# Input data:

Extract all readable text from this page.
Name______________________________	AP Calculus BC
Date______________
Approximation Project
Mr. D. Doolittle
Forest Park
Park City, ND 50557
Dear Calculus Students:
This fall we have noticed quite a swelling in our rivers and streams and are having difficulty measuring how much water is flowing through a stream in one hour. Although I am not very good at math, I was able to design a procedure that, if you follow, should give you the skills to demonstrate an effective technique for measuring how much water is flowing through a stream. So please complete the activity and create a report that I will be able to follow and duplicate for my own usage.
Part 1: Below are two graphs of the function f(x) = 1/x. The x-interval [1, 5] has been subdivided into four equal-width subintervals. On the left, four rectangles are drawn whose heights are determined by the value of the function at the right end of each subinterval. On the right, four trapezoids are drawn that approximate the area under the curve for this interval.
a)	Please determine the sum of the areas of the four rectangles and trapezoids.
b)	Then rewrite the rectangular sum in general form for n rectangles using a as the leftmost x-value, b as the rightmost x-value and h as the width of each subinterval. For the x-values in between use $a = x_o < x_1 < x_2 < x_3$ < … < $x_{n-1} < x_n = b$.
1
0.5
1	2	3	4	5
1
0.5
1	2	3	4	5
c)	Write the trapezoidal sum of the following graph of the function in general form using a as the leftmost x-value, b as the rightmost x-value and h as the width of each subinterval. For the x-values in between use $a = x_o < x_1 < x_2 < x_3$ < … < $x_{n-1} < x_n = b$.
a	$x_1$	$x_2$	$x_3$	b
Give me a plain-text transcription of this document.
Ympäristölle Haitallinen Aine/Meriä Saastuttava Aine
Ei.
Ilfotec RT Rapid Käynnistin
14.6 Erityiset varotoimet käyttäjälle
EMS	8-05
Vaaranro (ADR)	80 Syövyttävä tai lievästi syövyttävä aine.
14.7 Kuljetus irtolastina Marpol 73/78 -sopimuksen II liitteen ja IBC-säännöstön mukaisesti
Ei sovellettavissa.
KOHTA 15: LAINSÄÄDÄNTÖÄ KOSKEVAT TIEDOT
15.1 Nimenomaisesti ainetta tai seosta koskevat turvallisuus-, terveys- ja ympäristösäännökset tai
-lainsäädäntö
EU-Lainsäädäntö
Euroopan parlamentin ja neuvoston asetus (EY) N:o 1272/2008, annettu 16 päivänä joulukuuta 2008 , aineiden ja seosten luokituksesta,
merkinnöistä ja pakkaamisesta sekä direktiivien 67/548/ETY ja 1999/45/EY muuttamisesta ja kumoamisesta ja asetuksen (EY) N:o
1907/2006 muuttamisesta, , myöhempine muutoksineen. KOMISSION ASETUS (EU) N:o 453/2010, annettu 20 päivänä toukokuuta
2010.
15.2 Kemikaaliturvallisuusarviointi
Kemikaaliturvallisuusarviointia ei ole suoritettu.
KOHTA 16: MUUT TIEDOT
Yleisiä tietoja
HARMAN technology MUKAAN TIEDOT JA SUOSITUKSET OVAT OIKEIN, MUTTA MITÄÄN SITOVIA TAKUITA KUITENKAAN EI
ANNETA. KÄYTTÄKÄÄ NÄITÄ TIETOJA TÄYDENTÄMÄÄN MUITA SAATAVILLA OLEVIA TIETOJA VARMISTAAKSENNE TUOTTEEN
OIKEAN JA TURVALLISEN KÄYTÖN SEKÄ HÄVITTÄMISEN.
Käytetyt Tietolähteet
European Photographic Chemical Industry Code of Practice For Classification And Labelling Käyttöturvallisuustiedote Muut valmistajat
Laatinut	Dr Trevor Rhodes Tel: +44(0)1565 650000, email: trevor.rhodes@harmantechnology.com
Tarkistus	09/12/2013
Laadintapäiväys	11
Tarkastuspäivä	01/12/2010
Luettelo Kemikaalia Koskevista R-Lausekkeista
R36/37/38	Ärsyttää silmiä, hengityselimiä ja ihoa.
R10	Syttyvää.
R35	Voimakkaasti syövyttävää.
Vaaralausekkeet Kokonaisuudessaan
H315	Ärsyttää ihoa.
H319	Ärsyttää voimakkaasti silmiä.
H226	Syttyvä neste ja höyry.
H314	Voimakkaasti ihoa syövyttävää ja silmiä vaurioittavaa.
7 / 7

# What you need to do:
Each record should come back exactly as written.

# Final answer:
Extract all readable text from this page.
Name______________________________	AP Calculus BC
Date______________
Approximation Project
Mr. D. Doolittle
Forest Park
Park City, ND 50557
Dear Calculus Students:
This fall we have noticed quite a swelling in our rivers and streams and are having difficulty measuring how much water is flowing through a stream in one hour. Although I am not very good at math, I was able to design a procedure that, if you follow, should give you the skills to demonstrate an effective technique for measuring how much water is flowing through a stream. So please complete the activity and create a report that I will be able to follow and duplicate for my own usage.
Part 1: Below are two graphs of the function f(x) = 1/x. The x-interval [1, 5] has been subdivided into four equal-width subintervals. On the left, four rectangles are drawn whose heights are determined by the value of the function at the right end of each subinterval. On the right, four trapezoids are drawn that approximate the area under the curve for this interval.
a)	Please determine the sum of the areas of the four rectangles and trapezoids.
b)	Then rewrite the rectangular sum in general form for n rectangles using a as the leftmost x-value, b as the rightmost x-value and h as the width of each subinterval. For the x-values in between use $a = x_o < x_1 < x_2 < x_3$ < … < $x_{n-1} < x_n = b$.
1
0.5
1	2	3	4	5
1
0.5
1	2	3	4	5
c)	Write the trapezoidal sum of the following graph of the function in general form using a as the leftmost x-value, b as the rightmost x-value and h as the width of each subinterval. For the x-values in between use $a = x_o < x_1 < x_2 < x_3$ < … < $x_{n-1} < x_n = b$.
a	$x_1$	$x_2$	$x_3$	b
Give me a plain-text transcription of this document.
Ympäristölle Haitallinen Aine/Meriä Saastuttava Aine
Ei.
Ilfotec RT Rapid Käynnistin
14.6 Erityiset varotoimet käyttäjälle
EMS	8-05
Vaaranro (ADR)	80 Syövyttävä tai lievästi syövyttävä aine.
14.7 Kuljetus irtolastina Marpol 73/78 -sopimuksen II liitteen ja IBC-säännöstön mukaisesti
Ei sovellettavissa.
KOHTA 15: LAINSÄÄDÄNTÖÄ KOSKEVAT TIEDOT
15.1 Nimenomaisesti ainetta tai seosta koskevat turvallisuus-, terveys- ja ympäristösäännökset tai
-lainsäädäntö
EU-Lainsäädäntö
Euroopan parlamentin ja neuvoston asetus (EY) N:o 1272/2008, annettu 16 päivänä joulukuuta 2008 , aineiden ja seosten luokituksesta,
merkinnöistä ja pakkaamisesta sekä direktiivien 67/548/ETY ja 1999/45/EY muuttamisesta ja kumoamisesta ja asetuksen (EY) N:o
1907/2006 muuttamisesta, , myöhempine muutoksineen. KOMISSION ASETUS (EU) N:o 453/2010, annettu 20 päivänä toukokuuta
2010.
15.2 Kemikaaliturvallisuusarviointi
Kemikaaliturvallisuusarviointia ei ole suoritettu.
KOHTA 16: MUUT TIEDOT
Yleisiä tietoja
HARMAN technology MUKAAN TIEDOT JA SUOSITUKSET OVAT OIKEIN, MUTTA MITÄÄN SITOVIA TAKUITA KUITENKAAN EI
ANNETA. KÄYTTÄKÄÄ NÄITÄ TIETOJA TÄYDENTÄMÄÄN MUITA SAATAVILLA OLEVIA TIETOJA VARMISTAAKSENNE TUOTTEEN
OIKEAN JA TURVALLISEN KÄYTÖN SEKÄ HÄVITTÄMISEN.
Käytetyt Tietolähteet
European Photographic Chemical Industry Code of Practice For Classification And Labelling Käyttöturvallisuustiedote Muut valmistajat
Laatinut	Dr Trevor Rhodes Tel: +44(0)1565 650000, email: trevor.rhodes@harmantechnology.com
Tarkistus	09/12/2013
Laadintapäiväys	11
Tarkastuspäivä	01/12/2010
Luettelo Kemikaalia Koskevista R-Lausekkeista
R36/37/38	Ärsyttää silmiä, hengityselimiä ja ihoa.
R10	Syttyvää.
R35	Voimakkaasti syövyttävää.
Vaaralausekkeet Kokonaisuudessaan
H315	Ärsyttää ihoa.
H319	Ärsyttää voimakkaasti silmiä.
H226	Syttyvä neste ja höyry.
H314	Voimakkaasti ihoa syövyttävää ja silmiä vaurioittavaa.
7 / 7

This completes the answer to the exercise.